§ Task statement:
All of the data below must be repeated exactly.
** START Dataset extract **
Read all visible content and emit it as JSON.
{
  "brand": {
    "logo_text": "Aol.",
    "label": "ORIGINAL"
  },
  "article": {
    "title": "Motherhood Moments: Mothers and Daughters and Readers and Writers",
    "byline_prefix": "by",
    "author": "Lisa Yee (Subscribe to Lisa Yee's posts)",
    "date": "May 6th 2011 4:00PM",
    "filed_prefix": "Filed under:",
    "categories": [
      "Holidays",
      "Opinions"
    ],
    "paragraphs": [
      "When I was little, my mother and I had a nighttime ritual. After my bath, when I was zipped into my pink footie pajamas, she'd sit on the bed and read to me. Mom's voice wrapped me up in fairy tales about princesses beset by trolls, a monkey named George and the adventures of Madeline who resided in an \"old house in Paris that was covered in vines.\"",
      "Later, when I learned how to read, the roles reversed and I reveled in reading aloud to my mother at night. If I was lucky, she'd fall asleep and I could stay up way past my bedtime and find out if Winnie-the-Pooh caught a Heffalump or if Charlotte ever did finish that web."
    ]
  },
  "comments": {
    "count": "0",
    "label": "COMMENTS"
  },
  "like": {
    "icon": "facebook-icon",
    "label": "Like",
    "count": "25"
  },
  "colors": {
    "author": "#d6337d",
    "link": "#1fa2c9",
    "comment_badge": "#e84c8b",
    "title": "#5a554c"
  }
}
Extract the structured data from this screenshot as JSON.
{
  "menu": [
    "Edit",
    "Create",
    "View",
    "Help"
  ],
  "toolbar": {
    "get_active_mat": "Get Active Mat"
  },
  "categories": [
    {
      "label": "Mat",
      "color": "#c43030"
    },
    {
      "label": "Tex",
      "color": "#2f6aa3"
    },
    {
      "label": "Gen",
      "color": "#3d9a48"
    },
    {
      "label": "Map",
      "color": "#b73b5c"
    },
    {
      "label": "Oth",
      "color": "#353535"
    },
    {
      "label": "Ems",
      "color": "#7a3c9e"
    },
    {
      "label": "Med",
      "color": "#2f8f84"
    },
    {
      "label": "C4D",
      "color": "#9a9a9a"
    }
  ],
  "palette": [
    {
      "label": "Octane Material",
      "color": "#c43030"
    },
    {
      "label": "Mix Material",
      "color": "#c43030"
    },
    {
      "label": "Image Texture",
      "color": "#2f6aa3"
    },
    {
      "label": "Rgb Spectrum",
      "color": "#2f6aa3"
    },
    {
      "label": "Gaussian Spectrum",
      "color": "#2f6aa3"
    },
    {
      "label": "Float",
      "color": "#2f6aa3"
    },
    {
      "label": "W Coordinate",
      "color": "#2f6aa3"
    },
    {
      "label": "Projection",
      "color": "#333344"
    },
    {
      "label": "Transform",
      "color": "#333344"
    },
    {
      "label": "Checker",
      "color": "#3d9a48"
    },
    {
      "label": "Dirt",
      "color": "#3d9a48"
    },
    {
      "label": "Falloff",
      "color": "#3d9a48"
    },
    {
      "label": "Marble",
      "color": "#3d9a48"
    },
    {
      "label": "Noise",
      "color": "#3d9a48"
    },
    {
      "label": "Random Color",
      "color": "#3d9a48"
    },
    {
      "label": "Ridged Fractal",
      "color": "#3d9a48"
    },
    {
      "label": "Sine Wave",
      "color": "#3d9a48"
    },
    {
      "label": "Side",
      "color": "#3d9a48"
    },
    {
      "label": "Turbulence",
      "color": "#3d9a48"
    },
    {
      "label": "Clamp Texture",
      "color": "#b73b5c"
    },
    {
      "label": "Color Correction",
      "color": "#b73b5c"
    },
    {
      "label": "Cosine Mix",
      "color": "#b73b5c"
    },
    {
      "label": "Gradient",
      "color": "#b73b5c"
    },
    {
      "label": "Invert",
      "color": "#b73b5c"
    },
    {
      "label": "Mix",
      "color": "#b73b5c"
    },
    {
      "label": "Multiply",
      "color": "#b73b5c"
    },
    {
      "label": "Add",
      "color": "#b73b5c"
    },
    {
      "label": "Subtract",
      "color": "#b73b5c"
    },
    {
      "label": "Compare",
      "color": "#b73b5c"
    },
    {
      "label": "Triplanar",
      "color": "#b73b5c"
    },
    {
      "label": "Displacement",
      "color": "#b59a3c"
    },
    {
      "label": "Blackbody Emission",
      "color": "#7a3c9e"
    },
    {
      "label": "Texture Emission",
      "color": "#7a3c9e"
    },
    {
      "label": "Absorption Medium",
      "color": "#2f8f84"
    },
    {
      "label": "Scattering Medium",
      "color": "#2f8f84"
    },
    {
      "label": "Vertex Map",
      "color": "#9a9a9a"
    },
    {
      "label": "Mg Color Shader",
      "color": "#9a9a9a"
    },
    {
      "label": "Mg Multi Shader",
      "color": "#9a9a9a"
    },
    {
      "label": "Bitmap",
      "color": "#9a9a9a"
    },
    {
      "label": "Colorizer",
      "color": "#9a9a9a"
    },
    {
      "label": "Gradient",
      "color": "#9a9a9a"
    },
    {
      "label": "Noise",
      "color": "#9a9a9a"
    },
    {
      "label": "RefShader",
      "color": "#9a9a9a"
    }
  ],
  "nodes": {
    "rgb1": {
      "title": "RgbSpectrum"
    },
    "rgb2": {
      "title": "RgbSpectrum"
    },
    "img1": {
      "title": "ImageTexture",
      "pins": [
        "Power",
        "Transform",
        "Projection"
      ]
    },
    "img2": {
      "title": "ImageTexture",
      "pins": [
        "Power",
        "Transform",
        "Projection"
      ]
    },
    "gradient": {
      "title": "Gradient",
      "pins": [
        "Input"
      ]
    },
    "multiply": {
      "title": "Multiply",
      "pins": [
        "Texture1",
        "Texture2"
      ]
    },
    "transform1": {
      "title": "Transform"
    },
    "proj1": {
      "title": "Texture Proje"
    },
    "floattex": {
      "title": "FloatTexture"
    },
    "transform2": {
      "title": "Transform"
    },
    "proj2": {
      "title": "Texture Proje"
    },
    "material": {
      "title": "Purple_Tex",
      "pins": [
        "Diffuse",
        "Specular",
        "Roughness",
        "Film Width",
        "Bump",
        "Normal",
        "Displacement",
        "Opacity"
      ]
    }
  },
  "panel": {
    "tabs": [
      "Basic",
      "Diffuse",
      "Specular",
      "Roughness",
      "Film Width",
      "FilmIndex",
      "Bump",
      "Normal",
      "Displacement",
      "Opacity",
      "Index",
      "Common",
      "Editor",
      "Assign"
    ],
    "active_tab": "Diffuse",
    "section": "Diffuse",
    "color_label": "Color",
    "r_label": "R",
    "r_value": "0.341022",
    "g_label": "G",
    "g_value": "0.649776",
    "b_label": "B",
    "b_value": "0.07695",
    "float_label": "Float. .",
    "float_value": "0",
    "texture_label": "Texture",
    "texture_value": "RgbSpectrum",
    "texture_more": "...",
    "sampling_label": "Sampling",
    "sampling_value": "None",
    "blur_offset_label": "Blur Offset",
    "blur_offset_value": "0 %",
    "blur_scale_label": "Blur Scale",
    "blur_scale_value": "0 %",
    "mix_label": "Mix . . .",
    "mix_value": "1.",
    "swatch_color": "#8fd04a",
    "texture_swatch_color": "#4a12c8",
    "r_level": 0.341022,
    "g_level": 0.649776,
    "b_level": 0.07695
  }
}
** END Dataset extract **
§ Reply:
Read all visible content and emit it as JSON.
{
  "brand": {
    "logo_text": "Aol.",
    "label": "ORIGINAL"
  },
  "article": {
    "title": "Motherhood Moments: Mothers and Daughters and Readers and Writers",
    "byline_prefix": "by",
    "author": "Lisa Yee (Subscribe to Lisa Yee's posts)",
    "date": "May 6th 2011 4:00PM",
    "filed_prefix": "Filed under:",
    "categories": [
      "Holidays",
      "Opinions"
    ],
    "paragraphs": [
      "When I was little, my mother and I had a nighttime ritual. After my bath, when I was zipped into my pink footie pajamas, she'd sit on the bed and read to me. Mom's voice wrapped me up in fairy tales about princesses beset by trolls, a monkey named George and the adventures of Madeline who resided in an \"old house in Paris that was covered in vines.\"",
      "Later, when I learned how to read, the roles reversed and I reveled in reading aloud to my mother at night. If I was lucky, she'd fall asleep and I could stay up way past my bedtime and find out if Winnie-the-Pooh caught a Heffalump or if Charlotte ever did finish that web."
    ]
  },
  "comments": {
    "count": "0",
    "label": "COMMENTS"
  },
  "like": {
    "icon": "facebook-icon",
    "label": "Like",
    "count": "25"
  },
  "colors": {
    "author": "#d6337d",
    "link": "#1fa2c9",
    "comment_badge": "#e84c8b",
    "title": "#5a554c"
  }
}
Extract the structured data from this screenshot as JSON.
{
  "menu": [
    "Edit",
    "Create",
    "View",
    "Help"
  ],
  "toolbar": {
    "get_active_mat": "Get Active Mat"
  },
  "categories": [
    {
      "label": "Mat",
      "color": "#c43030"
    },
    {
      "label": "Tex",
      "color": "#2f6aa3"
    },
    {
      "label": "Gen",
      "color": "#3d9a48"
    },
    {
      "label": "Map",
      "color": "#b73b5c"
    },
    {
      "label": "Oth",
      "color": "#353535"
    },
    {
      "label": "Ems",
      "color": "#7a3c9e"
    },
    {
      "label": "Med",
      "color": "#2f8f84"
    },
    {
      "label": "C4D",
      "color": "#9a9a9a"
    }
  ],
  "palette": [
    {
      "label": "Octane Material",
      "color": "#c43030"
    },
    {
      "label": "Mix Material",
      "color": "#c43030"
    },
    {
      "label": "Image Texture",
      "color": "#2f6aa3"
    },
    {
      "label": "Rgb Spectrum",
      "color": "#2f6aa3"
    },
    {
      "label": "Gaussian Spectrum",
      "color": "#2f6aa3"
    },
    {
      "label": "Float",
      "color": "#2f6aa3"
    },
    {
      "label": "W Coordinate",
      "color": "#2f6aa3"
    },
    {
      "label": "Projection",
      "color": "#333344"
    },
    {
      "label": "Transform",
      "color": "#333344"
    },
    {
      "label": "Checker",
      "color": "#3d9a48"
    },
    {
      "label": "Dirt",
      "color": "#3d9a48"
    },
    {
      "label": "Falloff",
      "color": "#3d9a48"
    },
    {
      "label": "Marble",
      "color": "#3d9a48"
    },
    {
      "label": "Noise",
      "color": "#3d9a48"
    },
    {
      "label": "Random Color",
      "color": "#3d9a48"
    },
    {
      "label": "Ridged Fractal",
      "color": "#3d9a48"
    },
    {
      "label": "Sine Wave",
      "color": "#3d9a48"
    },
    {
      "label": "Side",
      "color": "#3d9a48"
    },
    {
      "label": "Turbulence",
      "color": "#3d9a48"
    },
    {
      "label": "Clamp Texture",
      "color": "#b73b5c"
    },
    {
      "label": "Color Correction",
      "color": "#b73b5c"
    },
    {
      "label": "Cosine Mix",
      "color": "#b73b5c"
    },
    {
      "label": "Gradient",
      "color": "#b73b5c"
    },
    {
      "label": "Invert",
      "color": "#b73b5c"
    },
    {
      "label": "Mix",
      "color": "#b73b5c"
    },
    {
      "label": "Multiply",
      "color": "#b73b5c"
    },
    {
      "label": "Add",
      "color": "#b73b5c"
    },
    {
      "label": "Subtract",
      "color": "#b73b5c"
    },
    {
      "label": "Compare",
      "color": "#b73b5c"
    },
    {
      "label": "Triplanar",
      "color": "#b73b5c"
    },
    {
      "label": "Displacement",
      "color": "#b59a3c"
    },
    {
      "label": "Blackbody Emission",
      "color": "#7a3c9e"
    },
    {
      "label": "Texture Emission",
      "color": "#7a3c9e"
    },
    {
      "label": "Absorption Medium",
      "color": "#2f8f84"
    },
    {
      "label": "Scattering Medium",
      "color": "#2f8f84"
    },
    {
      "label": "Vertex Map",
      "color": "#9a9a9a"
    },
    {
      "label": "Mg Color Shader",
      "color": "#9a9a9a"
    },
    {
      "label": "Mg Multi Shader",
      "color": "#9a9a9a"
    },
    {
      "label": "Bitmap",
      "color": "#9a9a9a"
    },
    {
      "label": "Colorizer",
      "color": "#9a9a9a"
    },
    {
      "label": "Gradient",
      "color": "#9a9a9a"
    },
    {
      "label": "Noise",
      "color": "#9a9a9a"
    },
    {
      "label": "RefShader",
      "color": "#9a9a9a"
    }
  ],
  "nodes": {
    "rgb1": {
      "title": "RgbSpectrum"
    },
    "rgb2": {
      "title": "RgbSpectrum"
    },
    "img1": {
      "title": "ImageTexture",
      "pins": [
        "Power",
        "Transform",
        "Projection"
      ]
    },
    "img2": {
      "title": "ImageTexture",
      "pins": [
        "Power",
        "Transform",
        "Projection"
      ]
    },
    "gradient": {
      "title": "Gradient",
      "pins": [
        "Input"
      ]
    },
    "multiply": {
      "title": "Multiply",
      "pins": [
        "Texture1",
        "Texture2"
      ]
    },
    "transform1": {
      "title": "Transform"
    },
    "proj1": {
      "title": "Texture Proje"
    },
    "floattex": {
      "title": "FloatTexture"
    },
    "transform2": {
      "title": "Transform"
    },
    "proj2": {
      "title": "Texture Proje"
    },
    "material": {
      "title": "Purple_Tex",
      "pins": [
        "Diffuse",
        "Specular",
        "Roughness",
        "Film Width",
        "Bump",
        "Normal",
        "Displacement",
        "Opacity"
      ]
    }
  },
  "panel": {
    "tabs": [
      "Basic",
      "Diffuse",
      "Specular",
      "Roughness",
      "Film Width",
      "FilmIndex",
      "Bump",
      "Normal",
      "Displacement",
      "Opacity",
      "Index",
      "Common",
      "Editor",
      "Assign"
    ],
    "active_tab": "Diffuse",
    "section": "Diffuse",
    "color_label": "Color",
    "r_label": "R",
    "r_value": "0.341022",
    "g_label": "G",
    "g_value": "0.649776",
    "b_label": "B",
    "b_value": "0.07695",
    "float_label": "Float. .",
    "float_value": "0",
    "texture_label": "Texture",
    "texture_value": "RgbSpectrum",
    "texture_more": "...",
    "sampling_label": "Sampling",
    "sampling_value": "None",
    "blur_offset_label": "Blur Offset",
    "blur_offset_value": "0 %",
    "blur_scale_label": "Blur Scale",
    "blur_scale_value": "0 %",
    "mix_label": "Mix . . .",
    "mix_value": "1.",
    "swatch_color": "#8fd04a",
    "texture_swatch_color": "#4a12c8",
    "r_level": 0.341022,
    "g_level": 0.649776,
    "b_level": 0.07695
  }
}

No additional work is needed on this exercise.